▶ EXERCISE PROMPT
Please copy all the lines that follow, word for word.

▶ TASK INPUT

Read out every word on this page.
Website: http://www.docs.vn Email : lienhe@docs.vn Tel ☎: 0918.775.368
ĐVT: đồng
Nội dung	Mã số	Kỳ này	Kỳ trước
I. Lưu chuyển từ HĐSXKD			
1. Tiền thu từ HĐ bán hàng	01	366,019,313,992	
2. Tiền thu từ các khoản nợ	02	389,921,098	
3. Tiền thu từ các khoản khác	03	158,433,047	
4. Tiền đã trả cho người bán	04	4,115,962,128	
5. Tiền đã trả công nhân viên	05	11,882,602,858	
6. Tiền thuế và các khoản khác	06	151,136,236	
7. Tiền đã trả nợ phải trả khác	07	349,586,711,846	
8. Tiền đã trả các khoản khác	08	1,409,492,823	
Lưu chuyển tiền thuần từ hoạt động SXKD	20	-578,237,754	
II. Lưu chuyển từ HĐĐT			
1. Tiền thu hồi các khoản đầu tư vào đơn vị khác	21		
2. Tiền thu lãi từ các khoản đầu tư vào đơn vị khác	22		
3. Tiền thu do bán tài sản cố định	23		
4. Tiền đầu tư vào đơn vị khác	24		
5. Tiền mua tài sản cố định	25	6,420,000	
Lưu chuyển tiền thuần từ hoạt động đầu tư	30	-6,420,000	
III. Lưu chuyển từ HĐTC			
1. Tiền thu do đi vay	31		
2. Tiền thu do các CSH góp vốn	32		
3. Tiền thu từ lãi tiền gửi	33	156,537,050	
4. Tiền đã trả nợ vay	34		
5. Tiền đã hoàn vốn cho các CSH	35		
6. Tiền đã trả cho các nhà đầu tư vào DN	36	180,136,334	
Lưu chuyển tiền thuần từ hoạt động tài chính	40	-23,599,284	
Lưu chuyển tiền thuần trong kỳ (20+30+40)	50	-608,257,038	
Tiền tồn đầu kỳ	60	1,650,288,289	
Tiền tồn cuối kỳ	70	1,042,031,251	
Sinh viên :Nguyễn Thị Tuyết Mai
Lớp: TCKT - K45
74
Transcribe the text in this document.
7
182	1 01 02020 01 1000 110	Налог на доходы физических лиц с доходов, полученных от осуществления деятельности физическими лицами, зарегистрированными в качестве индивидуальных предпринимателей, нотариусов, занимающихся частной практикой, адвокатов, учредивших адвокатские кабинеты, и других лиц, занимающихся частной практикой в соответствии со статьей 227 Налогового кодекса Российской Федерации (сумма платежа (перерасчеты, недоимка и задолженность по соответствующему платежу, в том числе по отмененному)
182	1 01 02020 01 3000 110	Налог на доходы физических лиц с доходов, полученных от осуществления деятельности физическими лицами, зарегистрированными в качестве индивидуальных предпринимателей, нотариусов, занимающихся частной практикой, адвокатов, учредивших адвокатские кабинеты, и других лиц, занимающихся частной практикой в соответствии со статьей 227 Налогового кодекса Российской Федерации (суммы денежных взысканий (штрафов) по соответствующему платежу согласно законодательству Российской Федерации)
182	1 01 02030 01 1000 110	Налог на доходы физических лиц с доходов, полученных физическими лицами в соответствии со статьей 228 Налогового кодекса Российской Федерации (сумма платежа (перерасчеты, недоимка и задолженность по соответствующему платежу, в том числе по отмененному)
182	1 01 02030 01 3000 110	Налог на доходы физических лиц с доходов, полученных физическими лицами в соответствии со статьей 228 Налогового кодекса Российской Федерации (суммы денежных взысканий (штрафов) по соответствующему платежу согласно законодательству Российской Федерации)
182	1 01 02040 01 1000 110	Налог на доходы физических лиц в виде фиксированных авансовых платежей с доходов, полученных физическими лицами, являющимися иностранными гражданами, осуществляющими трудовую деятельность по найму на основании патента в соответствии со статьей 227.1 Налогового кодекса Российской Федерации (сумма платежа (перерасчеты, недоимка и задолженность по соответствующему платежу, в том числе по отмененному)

▶ RESULT OF THIS TASK
Read out every word on this page.
Website: http://www.docs.vn Email : lienhe@docs.vn Tel ☎: 0918.775.368
ĐVT: đồng
Nội dung	Mã số	Kỳ này	Kỳ trước
I. Lưu chuyển từ HĐSXKD			
1. Tiền thu từ HĐ bán hàng	01	366,019,313,992	
2. Tiền thu từ các khoản nợ	02	389,921,098	
3. Tiền thu từ các khoản khác	03	158,433,047	
4. Tiền đã trả cho người bán	04	4,115,962,128	
5. Tiền đã trả công nhân viên	05	11,882,602,858	
6. Tiền thuế và các khoản khác	06	151,136,236	
7. Tiền đã trả nợ phải trả khác	07	349,586,711,846	
8. Tiền đã trả các khoản khác	08	1,409,492,823	
Lưu chuyển tiền thuần từ hoạt động SXKD	20	-578,237,754	
II. Lưu chuyển từ HĐĐT			
1. Tiền thu hồi các khoản đầu tư vào đơn vị khác	21		
2. Tiền thu lãi từ các khoản đầu tư vào đơn vị khác	22		
3. Tiền thu do bán tài sản cố định	23		
4. Tiền đầu tư vào đơn vị khác	24		
5. Tiền mua tài sản cố định	25	6,420,000	
Lưu chuyển tiền thuần từ hoạt động đầu tư	30	-6,420,000	
III. Lưu chuyển từ HĐTC			
1. Tiền thu do đi vay	31		
2. Tiền thu do các CSH góp vốn	32		
3. Tiền thu từ lãi tiền gửi	33	156,537,050	
4. Tiền đã trả nợ vay	34		
5. Tiền đã hoàn vốn cho các CSH	35		
6. Tiền đã trả cho các nhà đầu tư vào DN	36	180,136,334	
Lưu chuyển tiền thuần từ hoạt động tài chính	40	-23,599,284	
Lưu chuyển tiền thuần trong kỳ (20+30+40)	50	-608,257,038	
Tiền tồn đầu kỳ	60	1,650,288,289	
Tiền tồn cuối kỳ	70	1,042,031,251	
Sinh viên :Nguyễn Thị Tuyết Mai
Lớp: TCKT - K45
74
Transcribe the text in this document.
7
182	1 01 02020 01 1000 110	Налог на доходы физических лиц с доходов, полученных от осуществления деятельности физическими лицами, зарегистрированными в качестве индивидуальных предпринимателей, нотариусов, занимающихся частной практикой, адвокатов, учредивших адвокатские кабинеты, и других лиц, занимающихся частной практикой в соответствии со статьей 227 Налогового кодекса Российской Федерации (сумма платежа (перерасчеты, недоимка и задолженность по соответствующему платежу, в том числе по отмененному)
182	1 01 02020 01 3000 110	Налог на доходы физических лиц с доходов, полученных от осуществления деятельности физическими лицами, зарегистрированными в качестве индивидуальных предпринимателей, нотариусов, занимающихся частной практикой, адвокатов, учредивших адвокатские кабинеты, и других лиц, занимающихся частной практикой в соответствии со статьей 227 Налогового кодекса Российской Федерации (суммы денежных взысканий (штрафов) по соответствующему платежу согласно законодательству Российской Федерации)
182	1 01 02030 01 1000 110	Налог на доходы физических лиц с доходов, полученных физическими лицами в соответствии со статьей 228 Налогового кодекса Российской Федерации (сумма платежа (перерасчеты, недоимка и задолженность по соответствующему платежу, в том числе по отмененному)
182	1 01 02030 01 3000 110	Налог на доходы физических лиц с доходов, полученных физическими лицами в соответствии со статьей 228 Налогового кодекса Российской Федерации (суммы денежных взысканий (штрафов) по соответствующему платежу согласно законодательству Российской Федерации)
182	1 01 02040 01 1000 110	Налог на доходы физических лиц в виде фиксированных авансовых платежей с доходов, полученных физическими лицами, являющимися иностранными гражданами, осуществляющими трудовую деятельность по найму на основании патента в соответствии со статьей 227.1 Налогового кодекса Российской Федерации (сумма платежа (перерасчеты, недоимка и задолженность по соответствующему платежу, в том числе по отмененному)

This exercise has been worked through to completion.